> [Task inputs]

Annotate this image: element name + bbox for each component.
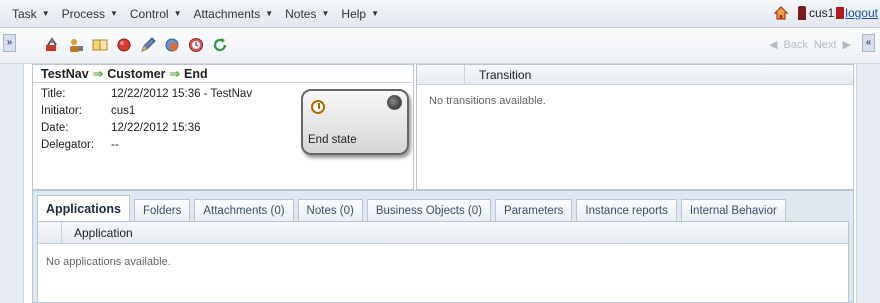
info-label: Date: — [41, 122, 69, 134]
menu-help[interactable]: Help ▼ — [341, 7, 379, 21]
logout-icon[interactable] — [836, 7, 845, 19]
tab-instance-reports[interactable]: Instance reports — [576, 199, 677, 221]
info-value: -- — [111, 139, 119, 151]
book-icon[interactable] — [92, 37, 108, 53]
menu-task[interactable]: Task ▼ — [12, 7, 50, 21]
info-value: 12/22/2012 15:36 — [111, 122, 201, 134]
collapse-right-button[interactable]: « — [862, 34, 875, 52]
flow-step-middle: Customer — [107, 66, 166, 81]
task-icon[interactable] — [44, 37, 60, 53]
state-label: End state — [308, 134, 357, 146]
info-label: Delegator: — [41, 139, 95, 151]
arrow-right-icon: ⇒ — [92, 67, 104, 81]
arrow-right-icon: ⇒ — [169, 67, 181, 81]
menu-notes-label: Notes — [285, 6, 317, 21]
refresh-icon[interactable] — [212, 37, 228, 53]
tab-internal-behavior[interactable]: Internal Behavior — [680, 199, 786, 221]
menu-process-label: Process — [61, 6, 105, 21]
transition-header: Transition — [417, 65, 853, 85]
transition-panel: Transition No transitions available. — [416, 64, 854, 190]
user-box: cus1 logout — [773, 6, 878, 20]
applications-column-header: Application — [74, 226, 133, 240]
menu-attachments-label: Attachments — [193, 6, 261, 21]
chevron-down-icon: ▼ — [321, 9, 330, 18]
tab-parameters[interactable]: Parameters — [494, 199, 573, 221]
flow-breadcrumb: TestNav ⇒ Customer ⇒ End — [33, 65, 413, 83]
clock-icon — [311, 100, 325, 114]
chevron-down-icon: ▼ — [371, 9, 380, 18]
info-value: cus1 — [111, 105, 136, 117]
toolbar: » ◀ Back Next ▶ « — [0, 28, 880, 64]
menu-task-label: Task — [12, 6, 37, 21]
right-sidebar-collapsed — [856, 64, 880, 303]
transition-empty-message: No transitions available. — [429, 95, 546, 107]
main-menu: Task ▼ Process ▼ Control ▼ Attachments ▼ Not… — [0, 7, 391, 21]
info-label: Initiator: — [41, 105, 82, 117]
tab-business-objects[interactable]: Business Objects (0) — [366, 199, 491, 221]
gear-icon[interactable] — [164, 37, 180, 53]
home-icon[interactable] — [773, 6, 788, 20]
tab-attachments[interactable]: Attachments (0) — [194, 199, 294, 221]
user-icon[interactable] — [68, 37, 84, 53]
flow-step-end: End — [184, 66, 208, 81]
tab-folders[interactable]: Folders — [134, 199, 191, 221]
expand-left-button[interactable]: » — [3, 34, 16, 52]
end-state-node[interactable]: End state — [301, 89, 409, 155]
info-panel: TestNav ⇒ Customer ⇒ End Title: 12/22/20… — [32, 64, 414, 190]
transition-column-header: Transition — [479, 68, 532, 82]
record-icon[interactable] — [116, 37, 132, 53]
next-button[interactable]: Next — [814, 39, 837, 51]
back-button[interactable]: Back — [783, 39, 807, 51]
info-label: Title: — [41, 88, 66, 100]
menu-process[interactable]: Process ▼ — [62, 7, 118, 21]
menu-help-label: Help — [341, 6, 367, 21]
chevron-down-icon: ▼ — [109, 9, 118, 18]
left-sidebar-collapsed — [0, 64, 24, 303]
tab-notes[interactable]: Notes (0) — [297, 199, 363, 221]
tabs-panel: Applications Folders Attachments (0) Not… — [32, 190, 854, 303]
info-value: 12/22/2012 15:36 - TestNav — [111, 88, 253, 100]
menu-control-label: Control — [129, 6, 169, 21]
applications-header: Application — [38, 222, 848, 244]
applications-header-spacer — [38, 222, 62, 243]
tool-icons — [44, 37, 236, 53]
knob-icon — [387, 95, 402, 110]
applications-tab-body: Application No applications available. — [37, 221, 849, 302]
tab-strip: Applications Folders Attachments (0) Not… — [33, 191, 853, 221]
menu-attachments[interactable]: Attachments ▼ — [194, 7, 274, 21]
nav-buttons: ◀ Back Next ▶ — [766, 38, 854, 52]
chevron-down-icon: ▼ — [173, 9, 182, 18]
back-arrow-icon[interactable]: ◀ — [769, 38, 777, 51]
transition-header-spacer — [417, 65, 465, 84]
applications-empty-message: No applications available. — [46, 256, 171, 268]
menu-bar: Task ▼ Process ▼ Control ▼ Attachments ▼ Not… — [0, 0, 880, 28]
logout-link[interactable]: logout — [845, 6, 878, 20]
user-name: cus1 — [808, 6, 835, 20]
pen-icon[interactable] — [140, 37, 156, 53]
user-icon — [797, 6, 806, 20]
menu-notes[interactable]: Notes ▼ — [285, 7, 329, 21]
chevron-down-icon: ▼ — [41, 9, 50, 18]
chevron-down-icon: ▼ — [265, 9, 274, 18]
flow-step-start: TestNav — [41, 66, 89, 81]
next-arrow-icon[interactable]: ▶ — [843, 38, 851, 51]
clock-icon[interactable] — [188, 37, 204, 53]
tab-applications[interactable]: Applications — [37, 195, 131, 221]
menu-control[interactable]: Control ▼ — [130, 7, 182, 21]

> [Goal of the exercise] Reproduce every line of the records above verbatim, leaving out the pictures.

> [Written answer]
Annotate this image: element name + bbox for each component.
info-label: Date: — [41, 122, 69, 134]
menu-help[interactable]: Help ▼ — [341, 7, 379, 21]
logout-icon[interactable] — [836, 7, 845, 19]
tab-instance-reports[interactable]: Instance reports — [576, 199, 677, 221]
info-value: -- — [111, 139, 119, 151]
book-icon[interactable] — [92, 37, 108, 53]
menu-task[interactable]: Task ▼ — [12, 7, 50, 21]
info-value: 12/22/2012 15:36 — [111, 122, 201, 134]
collapse-right-button[interactable]: « — [862, 34, 875, 52]
flow-step-middle: Customer — [107, 66, 166, 81]
task-icon[interactable] — [44, 37, 60, 53]
state-label: End state — [308, 134, 357, 146]
info-label: Delegator: — [41, 139, 95, 151]
arrow-right-icon: ⇒ — [92, 67, 104, 81]
arrow-right-icon: ⇒ — [169, 67, 181, 81]
menu-notes-label: Notes — [285, 6, 317, 21]
refresh-icon[interactable] — [212, 37, 228, 53]
tab-internal-behavior[interactable]: Internal Behavior — [680, 199, 786, 221]
menu-process-label: Process — [61, 6, 105, 21]
transition-header: Transition — [417, 65, 853, 85]
transition-panel: Transition No transitions available. — [416, 64, 854, 190]
user-box: cus1 logout — [773, 6, 878, 20]
applications-column-header: Application — [74, 226, 133, 240]
menu-attachments-label: Attachments — [193, 6, 261, 21]
chevron-down-icon: ▼ — [321, 9, 330, 18]
tab-parameters[interactable]: Parameters — [494, 199, 573, 221]
flow-breadcrumb: TestNav ⇒ Customer ⇒ End — [33, 65, 413, 83]
clock-icon — [311, 100, 325, 114]
chevron-down-icon: ▼ — [371, 9, 380, 18]
info-value: cus1 — [111, 105, 136, 117]
toolbar: » ◀ Back Next ▶ « — [0, 28, 880, 64]
menu-task-label: Task — [12, 6, 37, 21]
right-sidebar-collapsed — [856, 64, 880, 303]
transition-empty-message: No transitions available. — [429, 95, 546, 107]
main-menu: Task ▼ Process ▼ Control ▼ Attachments ▼ Not… — [0, 7, 391, 21]
info-label: Initiator: — [41, 105, 82, 117]
tab-business-objects[interactable]: Business Objects (0) — [366, 199, 491, 221]
gear-icon[interactable] — [164, 37, 180, 53]
home-icon[interactable] — [773, 6, 788, 20]
tab-attachments[interactable]: Attachments (0) — [194, 199, 294, 221]
user-icon[interactable] — [68, 37, 84, 53]
flow-step-end: End — [184, 66, 208, 81]
tab-folders[interactable]: Folders — [134, 199, 191, 221]
expand-left-button[interactable]: » — [3, 34, 16, 52]
end-state-node[interactable]: End state — [301, 89, 409, 155]
info-panel: TestNav ⇒ Customer ⇒ End Title: 12/22/20… — [32, 64, 414, 190]
transition-column-header: Transition — [479, 68, 532, 82]
record-icon[interactable] — [116, 37, 132, 53]
next-button[interactable]: Next — [814, 39, 837, 51]
back-button[interactable]: Back — [783, 39, 807, 51]
info-label: Title: — [41, 88, 66, 100]
menu-process[interactable]: Process ▼ — [62, 7, 118, 21]
menu-help-label: Help — [341, 6, 367, 21]
chevron-down-icon: ▼ — [109, 9, 118, 18]
left-sidebar-collapsed — [0, 64, 24, 303]
tab-notes[interactable]: Notes (0) — [297, 199, 363, 221]
tabs-panel: Applications Folders Attachments (0) Not… — [32, 190, 854, 303]
info-value: 12/22/2012 15:36 - TestNav — [111, 88, 253, 100]
menu-control-label: Control — [129, 6, 169, 21]
applications-header: Application — [38, 222, 848, 244]
applications-header-spacer — [38, 222, 62, 243]
tool-icons — [44, 37, 236, 53]
knob-icon — [387, 95, 402, 110]
applications-tab-body: Application No applications available. — [37, 221, 849, 302]
tab-strip: Applications Folders Attachments (0) Not… — [33, 191, 853, 221]
menu-attachments[interactable]: Attachments ▼ — [194, 7, 274, 21]
nav-buttons: ◀ Back Next ▶ — [766, 38, 854, 52]
chevron-down-icon: ▼ — [173, 9, 182, 18]
back-arrow-icon[interactable]: ◀ — [769, 38, 777, 51]
transition-header-spacer — [417, 65, 465, 84]
applications-empty-message: No applications available. — [46, 256, 171, 268]
menu-bar: Task ▼ Process ▼ Control ▼ Attachments ▼ Not… — [0, 0, 880, 28]
logout-link[interactable]: logout — [845, 6, 878, 20]
user-name: cus1 — [808, 6, 835, 20]
pen-icon[interactable] — [140, 37, 156, 53]
user-icon — [797, 6, 806, 20]
menu-notes[interactable]: Notes ▼ — [285, 7, 329, 21]
chevron-down-icon: ▼ — [41, 9, 50, 18]
chevron-down-icon: ▼ — [265, 9, 274, 18]
flow-step-start: TestNav — [41, 66, 89, 81]
next-arrow-icon[interactable]: ▶ — [843, 38, 851, 51]
clock-icon[interactable] — [188, 37, 204, 53]
tab-applications[interactable]: Applications — [37, 195, 131, 221]
menu-control[interactable]: Control ▼ — [130, 7, 182, 21]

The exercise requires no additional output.